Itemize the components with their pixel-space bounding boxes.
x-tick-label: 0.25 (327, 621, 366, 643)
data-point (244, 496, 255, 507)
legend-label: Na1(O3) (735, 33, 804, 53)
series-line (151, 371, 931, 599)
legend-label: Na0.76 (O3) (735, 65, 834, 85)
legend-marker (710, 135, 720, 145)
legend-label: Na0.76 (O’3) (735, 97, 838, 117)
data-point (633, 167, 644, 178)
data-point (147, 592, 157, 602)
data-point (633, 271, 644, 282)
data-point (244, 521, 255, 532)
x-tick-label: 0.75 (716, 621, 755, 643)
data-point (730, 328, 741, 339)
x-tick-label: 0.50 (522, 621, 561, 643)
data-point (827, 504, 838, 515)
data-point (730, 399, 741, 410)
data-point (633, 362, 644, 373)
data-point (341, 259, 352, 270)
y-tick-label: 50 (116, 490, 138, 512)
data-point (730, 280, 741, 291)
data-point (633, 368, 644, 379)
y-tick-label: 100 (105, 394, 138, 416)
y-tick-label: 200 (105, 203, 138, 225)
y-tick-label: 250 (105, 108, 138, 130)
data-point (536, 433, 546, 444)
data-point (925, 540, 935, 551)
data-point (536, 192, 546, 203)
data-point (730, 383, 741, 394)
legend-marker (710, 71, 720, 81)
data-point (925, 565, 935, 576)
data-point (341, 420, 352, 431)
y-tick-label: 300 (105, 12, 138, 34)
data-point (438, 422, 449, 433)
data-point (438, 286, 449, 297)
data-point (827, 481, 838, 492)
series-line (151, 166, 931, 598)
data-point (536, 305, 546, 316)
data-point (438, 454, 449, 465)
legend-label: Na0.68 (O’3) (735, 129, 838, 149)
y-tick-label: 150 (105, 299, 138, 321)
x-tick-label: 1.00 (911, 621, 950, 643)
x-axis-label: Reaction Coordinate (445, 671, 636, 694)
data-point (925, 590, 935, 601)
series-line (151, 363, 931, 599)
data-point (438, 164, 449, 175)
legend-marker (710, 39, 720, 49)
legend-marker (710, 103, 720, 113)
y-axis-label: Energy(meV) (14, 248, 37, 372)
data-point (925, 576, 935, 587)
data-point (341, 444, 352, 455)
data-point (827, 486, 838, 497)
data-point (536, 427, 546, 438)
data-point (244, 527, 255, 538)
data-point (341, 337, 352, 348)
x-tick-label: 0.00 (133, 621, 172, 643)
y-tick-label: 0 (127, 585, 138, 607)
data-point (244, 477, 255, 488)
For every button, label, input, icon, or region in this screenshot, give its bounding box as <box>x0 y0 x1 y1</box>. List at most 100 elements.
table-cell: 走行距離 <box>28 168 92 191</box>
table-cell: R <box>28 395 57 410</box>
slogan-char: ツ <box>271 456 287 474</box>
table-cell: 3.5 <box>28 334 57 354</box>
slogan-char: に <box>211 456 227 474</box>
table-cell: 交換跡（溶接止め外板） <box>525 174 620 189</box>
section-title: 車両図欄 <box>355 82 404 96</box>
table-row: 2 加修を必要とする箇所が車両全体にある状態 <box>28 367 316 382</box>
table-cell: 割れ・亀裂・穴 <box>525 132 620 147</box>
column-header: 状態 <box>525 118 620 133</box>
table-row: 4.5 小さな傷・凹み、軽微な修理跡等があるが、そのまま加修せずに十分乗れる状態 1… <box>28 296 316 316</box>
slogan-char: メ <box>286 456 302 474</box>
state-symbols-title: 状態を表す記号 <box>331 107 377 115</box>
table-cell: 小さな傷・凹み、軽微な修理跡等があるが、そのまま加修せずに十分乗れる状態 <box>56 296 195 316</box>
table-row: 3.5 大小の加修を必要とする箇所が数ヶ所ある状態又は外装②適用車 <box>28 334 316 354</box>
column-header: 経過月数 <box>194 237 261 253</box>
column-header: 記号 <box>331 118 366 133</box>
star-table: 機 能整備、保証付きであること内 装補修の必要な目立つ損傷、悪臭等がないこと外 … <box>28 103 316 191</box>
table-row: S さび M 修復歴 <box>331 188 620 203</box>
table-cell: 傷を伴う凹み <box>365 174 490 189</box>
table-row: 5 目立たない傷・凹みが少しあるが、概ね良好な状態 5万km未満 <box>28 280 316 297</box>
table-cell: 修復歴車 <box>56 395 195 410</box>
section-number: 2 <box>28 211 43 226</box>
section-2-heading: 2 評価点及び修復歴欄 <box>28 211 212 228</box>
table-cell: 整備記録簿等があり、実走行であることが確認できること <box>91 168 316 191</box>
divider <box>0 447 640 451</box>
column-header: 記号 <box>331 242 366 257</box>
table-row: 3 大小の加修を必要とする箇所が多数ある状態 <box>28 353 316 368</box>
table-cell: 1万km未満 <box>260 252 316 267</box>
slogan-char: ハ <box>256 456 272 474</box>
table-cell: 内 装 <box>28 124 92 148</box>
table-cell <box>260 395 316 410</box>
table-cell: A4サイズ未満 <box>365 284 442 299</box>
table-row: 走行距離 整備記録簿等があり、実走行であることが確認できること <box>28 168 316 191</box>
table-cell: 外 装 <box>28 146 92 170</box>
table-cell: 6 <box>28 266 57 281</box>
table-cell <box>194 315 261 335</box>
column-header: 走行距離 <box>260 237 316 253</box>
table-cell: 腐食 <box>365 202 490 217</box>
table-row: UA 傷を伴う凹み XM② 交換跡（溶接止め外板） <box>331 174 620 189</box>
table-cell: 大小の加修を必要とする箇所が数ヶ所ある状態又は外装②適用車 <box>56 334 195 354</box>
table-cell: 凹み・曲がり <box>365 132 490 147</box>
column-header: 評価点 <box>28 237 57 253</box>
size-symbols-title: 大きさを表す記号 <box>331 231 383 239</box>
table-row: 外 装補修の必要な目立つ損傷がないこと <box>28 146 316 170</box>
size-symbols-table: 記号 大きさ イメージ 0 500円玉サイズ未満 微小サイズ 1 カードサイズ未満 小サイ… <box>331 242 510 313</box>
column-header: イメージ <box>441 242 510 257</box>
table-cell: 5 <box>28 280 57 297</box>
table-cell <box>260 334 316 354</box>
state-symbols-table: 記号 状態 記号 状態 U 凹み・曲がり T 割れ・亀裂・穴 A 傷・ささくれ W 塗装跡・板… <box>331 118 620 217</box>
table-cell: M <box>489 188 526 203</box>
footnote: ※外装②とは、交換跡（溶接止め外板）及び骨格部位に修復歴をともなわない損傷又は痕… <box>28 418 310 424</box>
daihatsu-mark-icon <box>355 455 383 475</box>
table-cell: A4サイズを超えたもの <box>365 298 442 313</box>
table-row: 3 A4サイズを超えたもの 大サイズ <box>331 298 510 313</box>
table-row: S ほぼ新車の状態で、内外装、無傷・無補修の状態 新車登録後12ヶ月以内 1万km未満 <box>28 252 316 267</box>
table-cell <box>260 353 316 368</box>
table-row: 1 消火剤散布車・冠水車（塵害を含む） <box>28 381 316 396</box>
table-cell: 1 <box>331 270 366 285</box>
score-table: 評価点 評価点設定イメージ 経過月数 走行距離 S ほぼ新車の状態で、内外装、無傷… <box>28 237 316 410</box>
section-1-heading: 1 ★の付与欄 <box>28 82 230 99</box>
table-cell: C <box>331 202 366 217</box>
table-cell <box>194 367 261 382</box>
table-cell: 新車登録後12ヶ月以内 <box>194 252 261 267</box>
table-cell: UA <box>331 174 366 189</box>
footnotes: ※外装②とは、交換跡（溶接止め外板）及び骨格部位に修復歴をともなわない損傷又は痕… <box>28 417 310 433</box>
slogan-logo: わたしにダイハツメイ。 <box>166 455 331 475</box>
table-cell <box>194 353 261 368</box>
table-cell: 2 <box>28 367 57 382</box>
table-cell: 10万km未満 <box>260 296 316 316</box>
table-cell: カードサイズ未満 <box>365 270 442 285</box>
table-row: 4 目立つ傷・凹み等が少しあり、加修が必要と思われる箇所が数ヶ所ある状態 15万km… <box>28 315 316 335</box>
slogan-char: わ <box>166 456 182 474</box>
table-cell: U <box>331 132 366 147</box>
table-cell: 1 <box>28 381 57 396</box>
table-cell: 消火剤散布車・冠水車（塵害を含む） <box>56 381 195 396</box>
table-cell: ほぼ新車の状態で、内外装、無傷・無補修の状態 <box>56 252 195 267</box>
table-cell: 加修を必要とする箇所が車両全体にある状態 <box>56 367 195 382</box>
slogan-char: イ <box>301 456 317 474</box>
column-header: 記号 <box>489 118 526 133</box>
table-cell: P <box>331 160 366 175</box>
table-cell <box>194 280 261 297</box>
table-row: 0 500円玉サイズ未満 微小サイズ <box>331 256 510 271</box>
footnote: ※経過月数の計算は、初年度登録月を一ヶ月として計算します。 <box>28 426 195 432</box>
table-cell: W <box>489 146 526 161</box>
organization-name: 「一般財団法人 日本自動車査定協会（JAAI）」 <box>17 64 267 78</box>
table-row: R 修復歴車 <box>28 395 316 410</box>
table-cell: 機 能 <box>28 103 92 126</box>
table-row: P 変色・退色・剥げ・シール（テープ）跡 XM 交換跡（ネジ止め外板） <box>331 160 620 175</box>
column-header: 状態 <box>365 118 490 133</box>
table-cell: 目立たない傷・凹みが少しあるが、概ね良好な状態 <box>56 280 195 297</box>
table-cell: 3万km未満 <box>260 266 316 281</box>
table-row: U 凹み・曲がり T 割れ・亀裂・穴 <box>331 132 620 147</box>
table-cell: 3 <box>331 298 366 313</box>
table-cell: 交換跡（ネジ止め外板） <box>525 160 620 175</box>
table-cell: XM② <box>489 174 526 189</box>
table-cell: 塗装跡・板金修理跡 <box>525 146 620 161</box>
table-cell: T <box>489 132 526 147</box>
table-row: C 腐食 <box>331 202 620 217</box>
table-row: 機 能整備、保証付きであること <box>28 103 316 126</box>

Directions - Could you output the lines from the start of the records through the line containing "legend-label: Na0.68 (O’3)", inclusive, reproduced character for character?

Expected answer -
Itemize the components with their pixel-space bounding boxes.
x-tick-label: 0.25 (327, 621, 366, 643)
data-point (244, 496, 255, 507)
legend-label: Na1(O3) (735, 33, 804, 53)
series-line (151, 371, 931, 599)
legend-label: Na0.76 (O3) (735, 65, 834, 85)
legend-marker (710, 135, 720, 145)
legend-label: Na0.76 (O’3) (735, 97, 838, 117)
data-point (633, 167, 644, 178)
data-point (147, 592, 157, 602)
data-point (633, 271, 644, 282)
data-point (244, 521, 255, 532)
x-tick-label: 0.75 (716, 621, 755, 643)
data-point (730, 328, 741, 339)
x-tick-label: 0.50 (522, 621, 561, 643)
data-point (827, 504, 838, 515)
data-point (730, 399, 741, 410)
data-point (633, 362, 644, 373)
data-point (341, 259, 352, 270)
y-tick-label: 50 (116, 490, 138, 512)
data-point (730, 280, 741, 291)
data-point (633, 368, 644, 379)
y-tick-label: 100 (105, 394, 138, 416)
y-tick-label: 200 (105, 203, 138, 225)
y-tick-label: 250 (105, 108, 138, 130)
data-point (536, 433, 546, 444)
data-point (925, 540, 935, 551)
data-point (536, 192, 546, 203)
data-point (730, 383, 741, 394)
legend-marker (710, 71, 720, 81)
data-point (925, 565, 935, 576)
data-point (341, 420, 352, 431)
y-tick-label: 300 (105, 12, 138, 34)
data-point (438, 422, 449, 433)
data-point (438, 286, 449, 297)
data-point (827, 481, 838, 492)
series-line (151, 166, 931, 598)
data-point (536, 305, 546, 316)
data-point (438, 454, 449, 465)
legend-label: Na0.68 (O’3) (735, 129, 838, 149)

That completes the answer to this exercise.